> _Description of the task_
Exactly as they appear, output all of the records. Skip any images.

-- start of Information given --

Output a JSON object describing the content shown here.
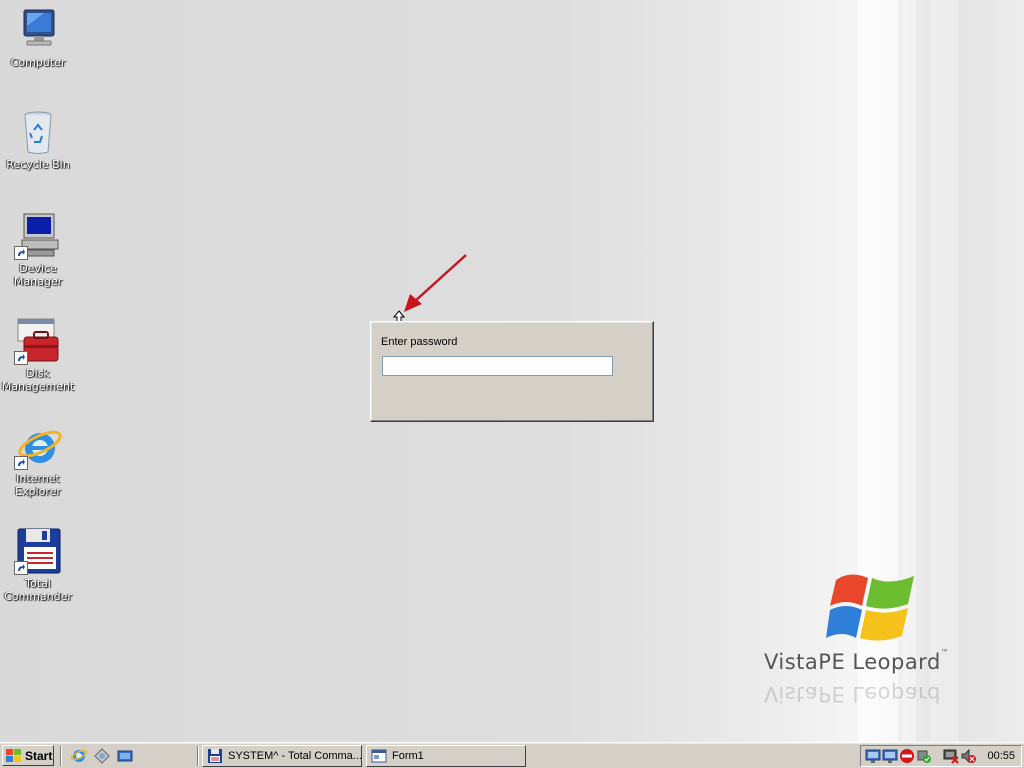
{
  "desktop": {
    "icons": [
      {
        "label": "Computer",
        "icon": "computer-icon"
      },
      {
        "label": "Recycle Bin",
        "icon": "recycle-bin-icon"
      },
      {
        "label": "Device Manager",
        "icon": "device-manager-icon"
      },
      {
        "label": "Disk Management",
        "icon": "disk-management-icon"
      },
      {
        "label": "Internet Explorer",
        "icon": "internet-explorer-icon"
      },
      {
        "label": "Total Commander",
        "icon": "total-commander-icon"
      }
    ],
    "logo": {
      "brand": "VistaPE Leopard",
      "trademark": "™"
    }
  },
  "dialog": {
    "label": "Enter password",
    "password_value": "",
    "annotation_arrow_color": "#c8141e"
  },
  "taskbar": {
    "start_label": "Start",
    "quick_launch": [
      "internet-explorer-icon",
      "windows-explorer-icon",
      "show-desktop-icon"
    ],
    "tasks": [
      {
        "label": "SYSTEM^ - Total Comma...",
        "icon": "floppy-disk-icon"
      },
      {
        "label": "Form1",
        "icon": "window-icon"
      }
    ],
    "tray_icons": [
      "network-icon",
      "network-icon",
      "no-entry-icon",
      "usb-safe-remove-icon",
      "network-disconnected-icon",
      "volume-muted-icon"
    ],
    "clock": "00:55"
  }
}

-- end of Information given --

> _Output_
Output a JSON object describing the content shown here.
{
  "desktop": {
    "icons": [
      {
        "label": "Computer",
        "icon": "computer-icon"
      },
      {
        "label": "Recycle Bin",
        "icon": "recycle-bin-icon"
      },
      {
        "label": "Device Manager",
        "icon": "device-manager-icon"
      },
      {
        "label": "Disk Management",
        "icon": "disk-management-icon"
      },
      {
        "label": "Internet Explorer",
        "icon": "internet-explorer-icon"
      },
      {
        "label": "Total Commander",
        "icon": "total-commander-icon"
      }
    ],
    "logo": {
      "brand": "VistaPE Leopard",
      "trademark": "™"
    }
  },
  "dialog": {
    "label": "Enter password",
    "password_value": "",
    "annotation_arrow_color": "#c8141e"
  },
  "taskbar": {
    "start_label": "Start",
    "quick_launch": [
      "internet-explorer-icon",
      "windows-explorer-icon",
      "show-desktop-icon"
    ],
    "tasks": [
      {
        "label": "SYSTEM^ - Total Comma...",
        "icon": "floppy-disk-icon"
      },
      {
        "label": "Form1",
        "icon": "window-icon"
      }
    ],
    "tray_icons": [
      "network-icon",
      "network-icon",
      "no-entry-icon",
      "usb-safe-remove-icon",
      "network-disconnected-icon",
      "volume-muted-icon"
    ],
    "clock": "00:55"
  }
}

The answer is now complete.